— START SUPPLIED RECORDS —
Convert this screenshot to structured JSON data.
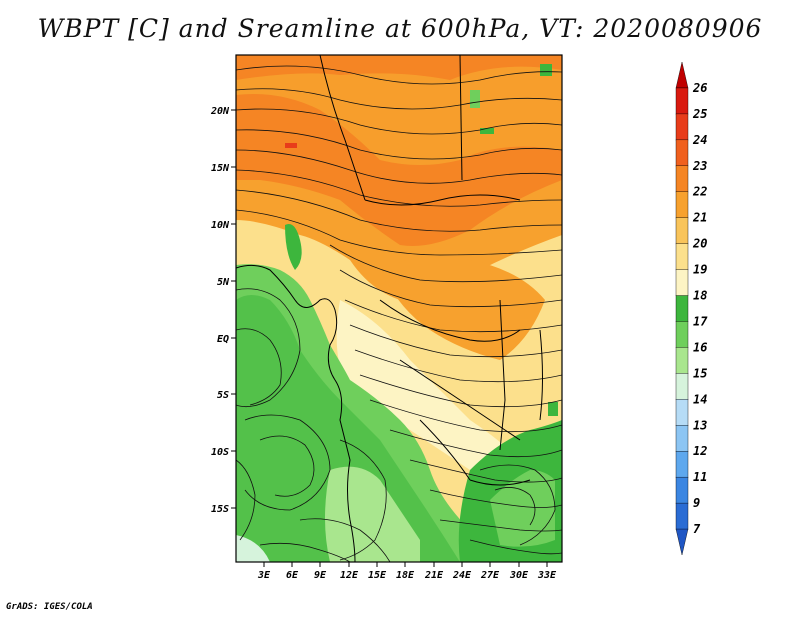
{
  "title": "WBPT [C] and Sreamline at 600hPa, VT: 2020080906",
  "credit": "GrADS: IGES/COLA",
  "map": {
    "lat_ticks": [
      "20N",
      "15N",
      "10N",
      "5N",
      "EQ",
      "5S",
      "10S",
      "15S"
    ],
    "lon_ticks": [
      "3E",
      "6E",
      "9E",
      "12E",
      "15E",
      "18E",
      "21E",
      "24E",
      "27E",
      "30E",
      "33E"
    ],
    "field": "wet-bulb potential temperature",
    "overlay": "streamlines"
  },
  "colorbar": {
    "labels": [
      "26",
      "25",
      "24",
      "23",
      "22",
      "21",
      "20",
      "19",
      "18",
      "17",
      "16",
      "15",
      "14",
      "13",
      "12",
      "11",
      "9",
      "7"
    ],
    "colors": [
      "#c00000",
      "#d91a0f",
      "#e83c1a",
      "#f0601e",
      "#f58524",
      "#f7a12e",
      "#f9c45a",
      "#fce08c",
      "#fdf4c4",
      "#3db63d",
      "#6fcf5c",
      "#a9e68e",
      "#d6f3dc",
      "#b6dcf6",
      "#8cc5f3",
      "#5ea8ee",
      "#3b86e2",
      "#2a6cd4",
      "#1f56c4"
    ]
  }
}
— END SUPPLIED RECORDS —
— START SUPPLIED RECORDS —
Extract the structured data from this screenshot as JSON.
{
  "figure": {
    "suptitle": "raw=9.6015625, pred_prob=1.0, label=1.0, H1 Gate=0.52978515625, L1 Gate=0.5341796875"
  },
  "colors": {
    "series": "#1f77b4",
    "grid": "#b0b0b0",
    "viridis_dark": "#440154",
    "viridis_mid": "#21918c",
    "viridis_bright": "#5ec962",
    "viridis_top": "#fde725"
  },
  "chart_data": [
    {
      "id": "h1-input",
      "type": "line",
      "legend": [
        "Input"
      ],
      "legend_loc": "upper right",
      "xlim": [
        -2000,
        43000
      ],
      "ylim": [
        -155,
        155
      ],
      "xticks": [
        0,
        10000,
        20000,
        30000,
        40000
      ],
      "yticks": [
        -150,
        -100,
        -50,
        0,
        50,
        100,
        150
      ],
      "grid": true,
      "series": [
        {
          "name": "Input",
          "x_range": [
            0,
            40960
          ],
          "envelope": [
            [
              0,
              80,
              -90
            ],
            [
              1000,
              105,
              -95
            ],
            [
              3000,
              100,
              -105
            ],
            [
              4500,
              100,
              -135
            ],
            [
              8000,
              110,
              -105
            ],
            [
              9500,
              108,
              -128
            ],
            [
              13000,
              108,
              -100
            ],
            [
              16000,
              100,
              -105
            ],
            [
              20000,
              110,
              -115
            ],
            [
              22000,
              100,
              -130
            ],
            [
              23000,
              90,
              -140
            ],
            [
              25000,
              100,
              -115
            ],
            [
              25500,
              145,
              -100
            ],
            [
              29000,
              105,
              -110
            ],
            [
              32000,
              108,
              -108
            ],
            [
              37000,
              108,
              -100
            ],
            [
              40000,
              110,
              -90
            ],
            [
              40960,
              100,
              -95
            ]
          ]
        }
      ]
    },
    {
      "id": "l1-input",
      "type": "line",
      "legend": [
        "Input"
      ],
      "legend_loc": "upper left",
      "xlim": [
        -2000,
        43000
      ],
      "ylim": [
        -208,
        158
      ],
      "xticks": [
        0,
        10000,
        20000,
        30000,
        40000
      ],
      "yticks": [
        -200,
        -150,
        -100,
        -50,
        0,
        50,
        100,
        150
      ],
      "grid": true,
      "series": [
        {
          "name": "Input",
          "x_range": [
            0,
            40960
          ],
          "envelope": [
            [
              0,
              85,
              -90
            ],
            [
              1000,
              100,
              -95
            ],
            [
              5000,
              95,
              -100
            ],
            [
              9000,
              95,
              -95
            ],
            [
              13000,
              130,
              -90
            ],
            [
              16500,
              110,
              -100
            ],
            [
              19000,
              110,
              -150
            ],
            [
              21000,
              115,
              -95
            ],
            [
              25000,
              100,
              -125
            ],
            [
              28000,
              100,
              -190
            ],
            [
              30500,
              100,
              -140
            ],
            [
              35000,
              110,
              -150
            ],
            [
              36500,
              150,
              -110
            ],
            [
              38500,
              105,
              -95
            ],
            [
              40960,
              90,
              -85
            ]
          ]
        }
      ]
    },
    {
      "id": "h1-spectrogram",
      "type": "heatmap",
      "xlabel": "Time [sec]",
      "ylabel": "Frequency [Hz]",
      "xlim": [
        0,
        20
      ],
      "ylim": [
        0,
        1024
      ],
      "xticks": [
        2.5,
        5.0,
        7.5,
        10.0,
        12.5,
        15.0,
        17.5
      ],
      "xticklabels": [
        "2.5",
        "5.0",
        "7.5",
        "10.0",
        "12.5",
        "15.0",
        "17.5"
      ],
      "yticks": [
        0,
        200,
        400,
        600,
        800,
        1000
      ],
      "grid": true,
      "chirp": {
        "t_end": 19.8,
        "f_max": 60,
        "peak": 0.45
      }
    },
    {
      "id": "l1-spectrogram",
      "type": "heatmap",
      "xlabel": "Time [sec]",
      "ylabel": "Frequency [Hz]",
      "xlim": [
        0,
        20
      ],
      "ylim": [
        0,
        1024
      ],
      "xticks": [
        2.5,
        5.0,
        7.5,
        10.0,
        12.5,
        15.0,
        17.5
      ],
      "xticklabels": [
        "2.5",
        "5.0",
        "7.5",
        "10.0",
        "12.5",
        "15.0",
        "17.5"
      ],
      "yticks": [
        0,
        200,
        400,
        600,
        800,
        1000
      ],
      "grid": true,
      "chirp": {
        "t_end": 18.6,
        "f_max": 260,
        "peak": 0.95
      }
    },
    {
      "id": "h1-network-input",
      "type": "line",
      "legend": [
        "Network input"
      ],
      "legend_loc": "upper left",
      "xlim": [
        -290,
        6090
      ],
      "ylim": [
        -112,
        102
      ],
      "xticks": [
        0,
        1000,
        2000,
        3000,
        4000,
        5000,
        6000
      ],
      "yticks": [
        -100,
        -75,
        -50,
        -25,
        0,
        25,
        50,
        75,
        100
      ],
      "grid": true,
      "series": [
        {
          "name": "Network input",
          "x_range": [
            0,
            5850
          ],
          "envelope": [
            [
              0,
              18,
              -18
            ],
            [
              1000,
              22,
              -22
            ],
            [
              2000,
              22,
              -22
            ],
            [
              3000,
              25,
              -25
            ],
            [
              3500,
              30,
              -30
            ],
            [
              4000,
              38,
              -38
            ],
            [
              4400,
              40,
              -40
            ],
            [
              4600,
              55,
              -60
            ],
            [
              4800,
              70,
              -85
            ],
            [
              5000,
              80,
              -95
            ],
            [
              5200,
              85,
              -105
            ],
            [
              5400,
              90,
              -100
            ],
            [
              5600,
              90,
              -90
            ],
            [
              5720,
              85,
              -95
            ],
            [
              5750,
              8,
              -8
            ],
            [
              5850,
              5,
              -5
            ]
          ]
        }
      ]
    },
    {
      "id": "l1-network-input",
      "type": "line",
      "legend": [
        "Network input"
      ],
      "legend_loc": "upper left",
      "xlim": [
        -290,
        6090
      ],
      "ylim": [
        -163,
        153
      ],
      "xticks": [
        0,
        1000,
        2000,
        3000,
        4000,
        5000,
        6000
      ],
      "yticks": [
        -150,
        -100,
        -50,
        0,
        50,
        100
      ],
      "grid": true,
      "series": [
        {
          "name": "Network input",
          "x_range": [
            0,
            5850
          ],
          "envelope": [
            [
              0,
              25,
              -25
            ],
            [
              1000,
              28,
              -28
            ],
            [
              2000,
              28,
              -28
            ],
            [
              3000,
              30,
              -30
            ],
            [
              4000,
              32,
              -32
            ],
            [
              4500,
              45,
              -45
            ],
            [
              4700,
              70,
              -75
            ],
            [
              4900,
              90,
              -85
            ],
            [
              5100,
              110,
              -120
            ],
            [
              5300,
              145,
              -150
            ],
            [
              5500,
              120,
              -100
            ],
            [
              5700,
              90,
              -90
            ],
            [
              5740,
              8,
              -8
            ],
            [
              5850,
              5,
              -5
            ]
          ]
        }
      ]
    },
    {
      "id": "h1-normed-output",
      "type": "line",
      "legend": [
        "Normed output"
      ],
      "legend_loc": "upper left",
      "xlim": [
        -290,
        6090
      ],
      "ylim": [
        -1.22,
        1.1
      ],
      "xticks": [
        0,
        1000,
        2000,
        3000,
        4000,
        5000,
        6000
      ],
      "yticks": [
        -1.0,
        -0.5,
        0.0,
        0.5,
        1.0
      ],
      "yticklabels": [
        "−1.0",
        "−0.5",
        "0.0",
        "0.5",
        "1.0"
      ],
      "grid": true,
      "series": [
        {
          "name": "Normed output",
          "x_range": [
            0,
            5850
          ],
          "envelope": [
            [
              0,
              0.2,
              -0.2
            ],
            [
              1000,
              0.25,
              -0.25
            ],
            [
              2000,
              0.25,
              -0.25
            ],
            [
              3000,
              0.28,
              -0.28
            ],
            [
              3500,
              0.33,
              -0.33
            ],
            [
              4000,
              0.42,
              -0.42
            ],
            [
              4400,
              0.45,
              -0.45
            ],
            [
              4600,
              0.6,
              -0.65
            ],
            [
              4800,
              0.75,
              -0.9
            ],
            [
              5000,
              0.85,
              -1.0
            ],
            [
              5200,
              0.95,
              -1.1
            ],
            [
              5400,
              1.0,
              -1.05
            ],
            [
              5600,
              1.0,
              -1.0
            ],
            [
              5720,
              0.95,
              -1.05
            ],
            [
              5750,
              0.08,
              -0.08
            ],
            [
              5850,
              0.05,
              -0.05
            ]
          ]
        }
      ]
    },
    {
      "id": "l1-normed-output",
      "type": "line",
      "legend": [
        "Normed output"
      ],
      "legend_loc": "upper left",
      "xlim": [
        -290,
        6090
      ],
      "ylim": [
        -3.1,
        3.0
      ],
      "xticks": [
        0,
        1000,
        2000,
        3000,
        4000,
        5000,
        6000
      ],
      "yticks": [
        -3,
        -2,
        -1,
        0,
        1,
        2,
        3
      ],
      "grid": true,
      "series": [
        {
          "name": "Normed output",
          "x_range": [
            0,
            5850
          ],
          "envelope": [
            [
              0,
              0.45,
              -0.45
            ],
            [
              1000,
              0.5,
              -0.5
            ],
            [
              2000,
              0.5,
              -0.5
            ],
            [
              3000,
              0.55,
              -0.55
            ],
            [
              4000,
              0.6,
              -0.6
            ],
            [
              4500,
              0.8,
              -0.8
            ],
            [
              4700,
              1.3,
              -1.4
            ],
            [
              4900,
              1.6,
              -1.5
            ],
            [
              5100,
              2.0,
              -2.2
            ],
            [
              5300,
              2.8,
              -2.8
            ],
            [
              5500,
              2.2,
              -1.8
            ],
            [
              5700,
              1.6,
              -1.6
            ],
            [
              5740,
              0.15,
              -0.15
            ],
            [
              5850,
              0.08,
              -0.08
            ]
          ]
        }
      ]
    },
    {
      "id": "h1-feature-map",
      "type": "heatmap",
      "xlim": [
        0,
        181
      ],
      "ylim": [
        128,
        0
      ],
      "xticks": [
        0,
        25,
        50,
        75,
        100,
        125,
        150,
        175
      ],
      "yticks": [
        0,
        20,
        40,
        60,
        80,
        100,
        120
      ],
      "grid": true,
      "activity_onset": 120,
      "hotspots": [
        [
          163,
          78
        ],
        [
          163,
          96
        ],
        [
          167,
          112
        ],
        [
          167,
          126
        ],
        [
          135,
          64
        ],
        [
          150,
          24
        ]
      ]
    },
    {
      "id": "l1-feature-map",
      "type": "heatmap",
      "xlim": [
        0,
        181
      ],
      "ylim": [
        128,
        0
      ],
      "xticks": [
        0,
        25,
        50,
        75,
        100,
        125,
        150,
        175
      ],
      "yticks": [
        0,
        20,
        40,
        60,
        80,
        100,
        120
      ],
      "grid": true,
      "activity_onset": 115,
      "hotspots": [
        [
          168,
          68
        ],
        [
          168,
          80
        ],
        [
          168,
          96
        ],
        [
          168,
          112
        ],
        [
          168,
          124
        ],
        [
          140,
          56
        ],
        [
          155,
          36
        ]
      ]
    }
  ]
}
— END SUPPLIED RECORDS —
- **TASK DIRECTIONS**
How many of the lines above include the word "structured"? Respond with the number alone.

- **RESULT FOR THIS EXERCISE**
2